----- Material shown -----

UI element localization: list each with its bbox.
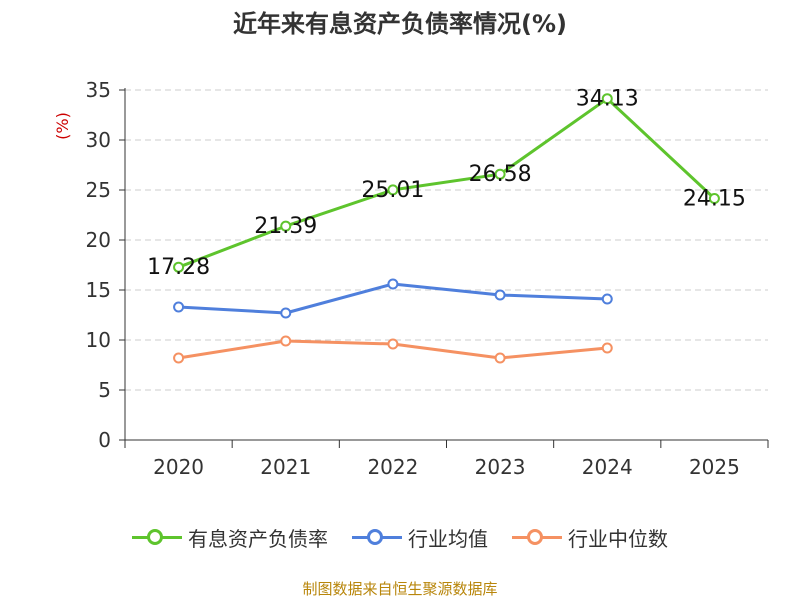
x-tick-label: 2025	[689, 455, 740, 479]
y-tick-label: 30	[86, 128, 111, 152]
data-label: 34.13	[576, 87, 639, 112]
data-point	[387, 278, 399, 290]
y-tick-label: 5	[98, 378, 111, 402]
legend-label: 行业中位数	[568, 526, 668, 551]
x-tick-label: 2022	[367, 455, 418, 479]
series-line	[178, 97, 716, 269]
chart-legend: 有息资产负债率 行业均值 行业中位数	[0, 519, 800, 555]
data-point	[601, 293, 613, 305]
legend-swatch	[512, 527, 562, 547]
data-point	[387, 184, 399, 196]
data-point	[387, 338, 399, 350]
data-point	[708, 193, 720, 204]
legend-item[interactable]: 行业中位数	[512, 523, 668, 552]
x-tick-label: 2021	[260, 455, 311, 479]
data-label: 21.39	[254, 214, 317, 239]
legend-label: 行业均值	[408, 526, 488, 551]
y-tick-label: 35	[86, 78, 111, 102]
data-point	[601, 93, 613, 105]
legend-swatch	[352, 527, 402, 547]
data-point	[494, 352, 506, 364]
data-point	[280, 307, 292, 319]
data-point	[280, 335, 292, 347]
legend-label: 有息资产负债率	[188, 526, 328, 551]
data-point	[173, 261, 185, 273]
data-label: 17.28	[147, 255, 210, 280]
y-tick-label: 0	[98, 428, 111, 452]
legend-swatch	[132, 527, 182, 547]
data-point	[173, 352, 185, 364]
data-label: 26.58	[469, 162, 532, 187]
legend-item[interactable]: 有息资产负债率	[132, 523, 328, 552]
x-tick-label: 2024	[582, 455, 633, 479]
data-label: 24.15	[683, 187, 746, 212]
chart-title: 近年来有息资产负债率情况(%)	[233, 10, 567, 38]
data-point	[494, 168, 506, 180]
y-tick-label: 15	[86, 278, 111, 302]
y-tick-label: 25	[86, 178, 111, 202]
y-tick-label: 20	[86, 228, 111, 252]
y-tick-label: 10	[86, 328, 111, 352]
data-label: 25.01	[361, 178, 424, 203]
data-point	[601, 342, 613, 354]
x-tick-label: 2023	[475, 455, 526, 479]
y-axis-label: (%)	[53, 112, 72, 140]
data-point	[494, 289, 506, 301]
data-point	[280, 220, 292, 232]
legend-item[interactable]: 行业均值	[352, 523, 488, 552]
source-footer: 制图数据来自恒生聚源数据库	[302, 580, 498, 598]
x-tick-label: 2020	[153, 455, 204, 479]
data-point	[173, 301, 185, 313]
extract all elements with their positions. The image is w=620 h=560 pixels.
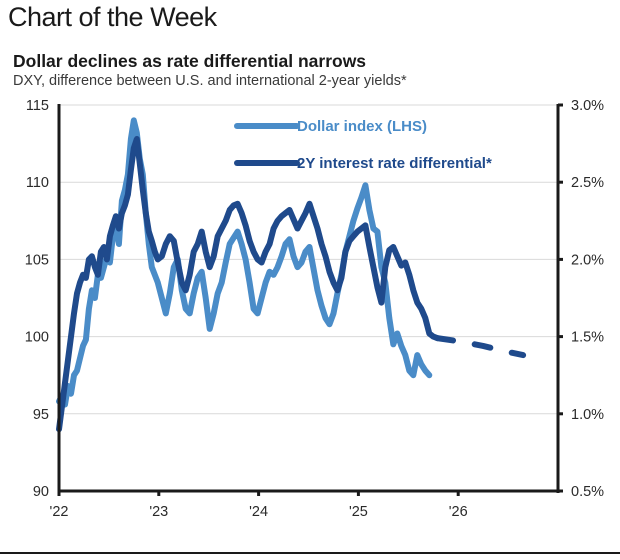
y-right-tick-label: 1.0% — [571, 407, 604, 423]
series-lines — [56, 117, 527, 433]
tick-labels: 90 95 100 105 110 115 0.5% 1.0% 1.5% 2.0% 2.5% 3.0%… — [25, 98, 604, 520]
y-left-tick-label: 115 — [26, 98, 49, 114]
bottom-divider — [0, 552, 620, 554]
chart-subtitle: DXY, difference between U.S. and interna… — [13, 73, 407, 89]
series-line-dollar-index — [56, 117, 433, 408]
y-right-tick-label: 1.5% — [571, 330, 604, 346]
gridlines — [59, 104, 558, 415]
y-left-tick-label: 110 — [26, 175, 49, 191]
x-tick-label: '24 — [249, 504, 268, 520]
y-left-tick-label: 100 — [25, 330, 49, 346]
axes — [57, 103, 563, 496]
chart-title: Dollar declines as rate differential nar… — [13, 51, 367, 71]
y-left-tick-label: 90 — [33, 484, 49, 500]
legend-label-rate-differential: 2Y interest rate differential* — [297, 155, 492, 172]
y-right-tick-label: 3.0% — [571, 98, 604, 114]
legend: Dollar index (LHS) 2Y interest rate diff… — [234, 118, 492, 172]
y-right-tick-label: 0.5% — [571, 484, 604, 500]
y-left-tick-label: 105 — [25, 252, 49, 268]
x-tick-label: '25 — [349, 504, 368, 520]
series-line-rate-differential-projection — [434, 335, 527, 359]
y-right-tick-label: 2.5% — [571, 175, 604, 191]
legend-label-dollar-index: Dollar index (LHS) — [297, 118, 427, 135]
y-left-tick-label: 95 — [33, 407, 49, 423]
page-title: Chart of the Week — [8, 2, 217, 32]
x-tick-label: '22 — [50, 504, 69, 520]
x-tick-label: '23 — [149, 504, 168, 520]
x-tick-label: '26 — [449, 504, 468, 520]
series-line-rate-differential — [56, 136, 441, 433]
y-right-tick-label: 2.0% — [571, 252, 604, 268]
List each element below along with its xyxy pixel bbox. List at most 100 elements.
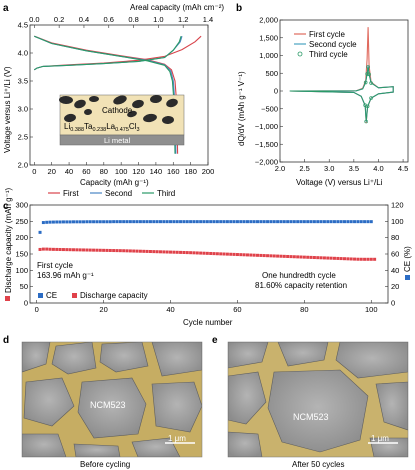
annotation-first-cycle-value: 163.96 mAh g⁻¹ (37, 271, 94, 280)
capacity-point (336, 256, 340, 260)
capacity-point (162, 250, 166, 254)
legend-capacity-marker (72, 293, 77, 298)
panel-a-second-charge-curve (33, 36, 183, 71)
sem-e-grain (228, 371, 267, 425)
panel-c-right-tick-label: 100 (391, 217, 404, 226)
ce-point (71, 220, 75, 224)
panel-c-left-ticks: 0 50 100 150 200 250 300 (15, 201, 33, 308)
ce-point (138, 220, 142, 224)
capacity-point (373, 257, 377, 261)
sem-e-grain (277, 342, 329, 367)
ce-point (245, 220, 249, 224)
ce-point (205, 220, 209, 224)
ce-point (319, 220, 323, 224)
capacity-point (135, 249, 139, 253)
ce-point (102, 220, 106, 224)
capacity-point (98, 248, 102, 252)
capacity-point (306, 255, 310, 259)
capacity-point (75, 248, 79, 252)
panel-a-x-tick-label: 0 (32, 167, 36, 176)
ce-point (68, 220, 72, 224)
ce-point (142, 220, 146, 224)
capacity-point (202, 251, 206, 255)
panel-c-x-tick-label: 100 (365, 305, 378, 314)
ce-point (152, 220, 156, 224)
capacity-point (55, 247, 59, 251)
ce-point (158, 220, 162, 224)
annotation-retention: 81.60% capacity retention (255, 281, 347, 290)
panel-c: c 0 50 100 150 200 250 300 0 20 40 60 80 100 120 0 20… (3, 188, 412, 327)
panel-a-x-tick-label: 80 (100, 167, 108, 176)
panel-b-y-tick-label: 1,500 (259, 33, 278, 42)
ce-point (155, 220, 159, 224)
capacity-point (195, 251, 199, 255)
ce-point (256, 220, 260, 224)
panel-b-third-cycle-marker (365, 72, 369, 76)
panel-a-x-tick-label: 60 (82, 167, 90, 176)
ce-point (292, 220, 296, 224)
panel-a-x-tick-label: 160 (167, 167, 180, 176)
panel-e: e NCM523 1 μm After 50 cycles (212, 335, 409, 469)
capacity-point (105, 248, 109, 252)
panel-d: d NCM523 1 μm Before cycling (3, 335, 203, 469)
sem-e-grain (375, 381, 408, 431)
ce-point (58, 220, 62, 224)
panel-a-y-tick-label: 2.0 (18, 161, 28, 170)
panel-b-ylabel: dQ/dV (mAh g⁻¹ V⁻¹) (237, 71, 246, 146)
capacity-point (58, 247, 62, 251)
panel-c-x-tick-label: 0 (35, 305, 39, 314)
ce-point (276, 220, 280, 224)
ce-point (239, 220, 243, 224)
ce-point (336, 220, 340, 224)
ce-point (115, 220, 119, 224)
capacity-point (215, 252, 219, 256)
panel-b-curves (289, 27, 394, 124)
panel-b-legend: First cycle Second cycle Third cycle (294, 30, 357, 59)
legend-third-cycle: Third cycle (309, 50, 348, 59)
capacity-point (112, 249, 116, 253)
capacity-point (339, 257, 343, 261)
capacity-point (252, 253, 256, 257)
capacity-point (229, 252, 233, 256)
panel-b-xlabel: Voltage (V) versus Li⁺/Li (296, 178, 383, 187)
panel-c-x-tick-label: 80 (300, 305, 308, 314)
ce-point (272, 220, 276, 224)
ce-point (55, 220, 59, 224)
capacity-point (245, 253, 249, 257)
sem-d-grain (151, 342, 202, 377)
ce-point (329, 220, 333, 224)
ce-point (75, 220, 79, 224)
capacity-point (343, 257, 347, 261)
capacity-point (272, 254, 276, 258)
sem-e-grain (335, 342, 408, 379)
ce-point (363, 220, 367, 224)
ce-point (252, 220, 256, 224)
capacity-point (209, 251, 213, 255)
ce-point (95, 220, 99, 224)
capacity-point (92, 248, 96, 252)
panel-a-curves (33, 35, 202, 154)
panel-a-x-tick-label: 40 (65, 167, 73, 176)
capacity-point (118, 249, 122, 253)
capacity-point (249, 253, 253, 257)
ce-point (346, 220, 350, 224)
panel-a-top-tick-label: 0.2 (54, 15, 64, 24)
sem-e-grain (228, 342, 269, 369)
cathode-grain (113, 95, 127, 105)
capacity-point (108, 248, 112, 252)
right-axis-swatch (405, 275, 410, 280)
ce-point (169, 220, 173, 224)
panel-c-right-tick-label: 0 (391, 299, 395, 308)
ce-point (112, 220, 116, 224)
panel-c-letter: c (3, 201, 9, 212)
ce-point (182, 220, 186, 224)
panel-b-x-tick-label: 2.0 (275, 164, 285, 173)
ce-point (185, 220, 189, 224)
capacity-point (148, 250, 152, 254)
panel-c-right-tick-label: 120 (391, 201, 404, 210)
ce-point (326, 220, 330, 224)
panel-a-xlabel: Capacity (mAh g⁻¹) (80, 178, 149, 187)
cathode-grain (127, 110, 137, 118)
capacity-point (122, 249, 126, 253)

-----

Reproduce everything in the records from the line containing "455, 740, 479]" down to the line containing "526, 328, 551]", substituting "marker" for "data-point" and leaving all else unchanged.

* Answer for this exercise *
x-tick-label: 2025	[689, 455, 740, 479]
y-tick-label: 30	[86, 128, 111, 152]
data-label: 34.13	[576, 87, 639, 112]
marker	[387, 278, 399, 290]
y-tick-label: 5	[98, 378, 111, 402]
legend-label: 行业中位数	[568, 526, 668, 551]
x-tick-label: 2022	[367, 455, 418, 479]
series-line	[178, 97, 716, 269]
chart-legend: 有息资产负债率 行业均值 行业中位数	[0, 519, 800, 555]
marker	[601, 293, 613, 305]
legend-swatch	[512, 527, 562, 547]
marker	[387, 184, 399, 196]
marker	[387, 338, 399, 350]
marker	[708, 193, 720, 204]
legend-item[interactable]: 行业中位数	[512, 523, 668, 552]
x-tick-label: 2021	[260, 455, 311, 479]
data-label: 21.39	[254, 214, 317, 239]
legend-label: 行业均值	[408, 526, 488, 551]
y-tick-label: 35	[86, 78, 111, 102]
marker	[601, 93, 613, 105]
legend-swatch	[352, 527, 402, 547]
marker	[494, 352, 506, 364]
marker	[280, 307, 292, 319]
marker	[280, 335, 292, 347]
legend-label: 有息资产负债率	[188, 526, 328, 551]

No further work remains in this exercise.